Copy out every line that contains the word "color".

→ Stored records
^^^^^^^^

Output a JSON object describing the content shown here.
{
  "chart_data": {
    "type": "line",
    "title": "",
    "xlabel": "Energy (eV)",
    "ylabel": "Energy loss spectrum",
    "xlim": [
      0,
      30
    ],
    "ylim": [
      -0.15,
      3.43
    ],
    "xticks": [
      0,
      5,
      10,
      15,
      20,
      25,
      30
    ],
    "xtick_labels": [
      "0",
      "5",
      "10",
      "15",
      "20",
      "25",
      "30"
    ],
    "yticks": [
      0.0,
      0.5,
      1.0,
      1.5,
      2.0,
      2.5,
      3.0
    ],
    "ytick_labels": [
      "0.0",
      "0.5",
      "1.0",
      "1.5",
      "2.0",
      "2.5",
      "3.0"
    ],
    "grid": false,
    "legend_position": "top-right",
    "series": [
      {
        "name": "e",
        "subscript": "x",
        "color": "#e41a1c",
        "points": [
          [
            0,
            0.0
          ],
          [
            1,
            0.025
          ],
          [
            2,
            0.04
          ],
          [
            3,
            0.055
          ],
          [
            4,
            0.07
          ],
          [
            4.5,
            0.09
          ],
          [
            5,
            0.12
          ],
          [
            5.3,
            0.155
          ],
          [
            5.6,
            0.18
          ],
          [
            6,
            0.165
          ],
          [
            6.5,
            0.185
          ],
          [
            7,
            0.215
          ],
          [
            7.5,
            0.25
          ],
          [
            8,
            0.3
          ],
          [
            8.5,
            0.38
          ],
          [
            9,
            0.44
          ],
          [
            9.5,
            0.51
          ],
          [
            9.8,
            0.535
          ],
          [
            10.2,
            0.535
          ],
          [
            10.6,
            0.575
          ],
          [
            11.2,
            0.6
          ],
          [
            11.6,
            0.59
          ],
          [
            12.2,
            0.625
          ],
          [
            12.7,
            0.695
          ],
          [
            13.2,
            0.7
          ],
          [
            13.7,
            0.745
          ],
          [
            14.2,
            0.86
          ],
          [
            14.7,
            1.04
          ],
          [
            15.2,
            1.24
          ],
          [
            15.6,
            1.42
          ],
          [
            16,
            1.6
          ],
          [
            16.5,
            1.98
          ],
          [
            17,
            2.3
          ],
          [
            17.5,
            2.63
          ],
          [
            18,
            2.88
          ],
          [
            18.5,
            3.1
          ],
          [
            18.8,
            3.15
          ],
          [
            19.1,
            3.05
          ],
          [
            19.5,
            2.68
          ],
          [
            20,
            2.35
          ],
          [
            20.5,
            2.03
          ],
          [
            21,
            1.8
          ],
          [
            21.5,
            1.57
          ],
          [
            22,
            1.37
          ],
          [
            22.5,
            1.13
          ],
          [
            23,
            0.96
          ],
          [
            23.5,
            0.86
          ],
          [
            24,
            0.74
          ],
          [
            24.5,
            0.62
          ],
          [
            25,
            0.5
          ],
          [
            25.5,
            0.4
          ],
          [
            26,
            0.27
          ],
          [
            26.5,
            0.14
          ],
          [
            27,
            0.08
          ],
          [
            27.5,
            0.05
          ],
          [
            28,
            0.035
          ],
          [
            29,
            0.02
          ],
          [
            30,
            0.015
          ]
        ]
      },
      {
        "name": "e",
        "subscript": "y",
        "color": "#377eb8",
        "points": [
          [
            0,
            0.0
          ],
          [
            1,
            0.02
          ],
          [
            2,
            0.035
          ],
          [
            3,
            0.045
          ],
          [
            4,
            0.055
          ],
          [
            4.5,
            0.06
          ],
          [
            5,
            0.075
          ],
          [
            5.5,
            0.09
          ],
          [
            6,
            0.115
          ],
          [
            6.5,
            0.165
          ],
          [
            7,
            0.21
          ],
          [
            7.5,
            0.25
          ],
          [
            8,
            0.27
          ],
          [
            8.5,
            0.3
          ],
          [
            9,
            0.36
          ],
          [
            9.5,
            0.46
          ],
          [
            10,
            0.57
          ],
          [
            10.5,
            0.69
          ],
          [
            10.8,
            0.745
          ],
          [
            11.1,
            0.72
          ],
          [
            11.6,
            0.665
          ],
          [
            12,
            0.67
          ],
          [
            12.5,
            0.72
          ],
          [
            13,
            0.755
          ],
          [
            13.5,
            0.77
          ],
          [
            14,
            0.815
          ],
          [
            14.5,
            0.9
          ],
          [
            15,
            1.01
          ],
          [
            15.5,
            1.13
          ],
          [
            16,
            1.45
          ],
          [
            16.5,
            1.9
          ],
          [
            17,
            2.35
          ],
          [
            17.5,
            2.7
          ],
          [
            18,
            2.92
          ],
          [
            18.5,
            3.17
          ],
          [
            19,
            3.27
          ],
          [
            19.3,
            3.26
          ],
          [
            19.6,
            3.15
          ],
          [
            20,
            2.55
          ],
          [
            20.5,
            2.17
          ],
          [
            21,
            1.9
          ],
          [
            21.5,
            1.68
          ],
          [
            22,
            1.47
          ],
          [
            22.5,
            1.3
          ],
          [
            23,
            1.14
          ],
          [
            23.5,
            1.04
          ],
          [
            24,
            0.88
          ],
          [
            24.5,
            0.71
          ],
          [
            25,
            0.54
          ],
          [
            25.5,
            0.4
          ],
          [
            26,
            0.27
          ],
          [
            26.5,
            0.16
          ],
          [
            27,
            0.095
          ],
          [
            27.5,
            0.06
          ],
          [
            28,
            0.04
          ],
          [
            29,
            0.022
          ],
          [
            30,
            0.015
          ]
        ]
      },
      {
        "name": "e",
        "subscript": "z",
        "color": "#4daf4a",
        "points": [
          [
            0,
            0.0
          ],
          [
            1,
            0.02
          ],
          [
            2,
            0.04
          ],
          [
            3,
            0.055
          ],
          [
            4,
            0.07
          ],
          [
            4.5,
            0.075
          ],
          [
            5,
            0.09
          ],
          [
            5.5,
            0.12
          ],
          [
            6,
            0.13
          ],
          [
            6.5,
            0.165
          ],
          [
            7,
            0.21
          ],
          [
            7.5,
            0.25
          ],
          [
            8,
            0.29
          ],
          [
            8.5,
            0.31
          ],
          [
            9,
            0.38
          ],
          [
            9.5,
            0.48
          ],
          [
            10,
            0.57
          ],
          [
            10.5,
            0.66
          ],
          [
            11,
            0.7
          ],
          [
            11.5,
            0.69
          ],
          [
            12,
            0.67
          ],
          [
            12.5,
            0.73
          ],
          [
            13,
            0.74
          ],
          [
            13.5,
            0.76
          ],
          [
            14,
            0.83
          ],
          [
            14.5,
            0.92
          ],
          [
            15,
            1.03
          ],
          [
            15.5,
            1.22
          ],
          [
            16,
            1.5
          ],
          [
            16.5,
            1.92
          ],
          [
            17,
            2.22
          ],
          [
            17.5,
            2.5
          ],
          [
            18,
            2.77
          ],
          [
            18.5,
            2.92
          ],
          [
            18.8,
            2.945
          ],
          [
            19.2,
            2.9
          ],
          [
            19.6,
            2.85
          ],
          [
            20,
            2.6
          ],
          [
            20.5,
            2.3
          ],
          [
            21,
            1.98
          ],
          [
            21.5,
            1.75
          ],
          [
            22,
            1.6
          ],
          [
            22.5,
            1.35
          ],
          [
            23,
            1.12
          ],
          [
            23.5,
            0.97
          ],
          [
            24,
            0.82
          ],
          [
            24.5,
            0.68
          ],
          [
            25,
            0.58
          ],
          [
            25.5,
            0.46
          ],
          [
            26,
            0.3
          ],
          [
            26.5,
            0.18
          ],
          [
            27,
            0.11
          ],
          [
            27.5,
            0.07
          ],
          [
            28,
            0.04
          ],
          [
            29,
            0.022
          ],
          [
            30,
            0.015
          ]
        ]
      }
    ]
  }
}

^^^^^^^^

→ The output
        "color": "#e41a1c",
        "color": "#377eb8",
        "color": "#4daf4a",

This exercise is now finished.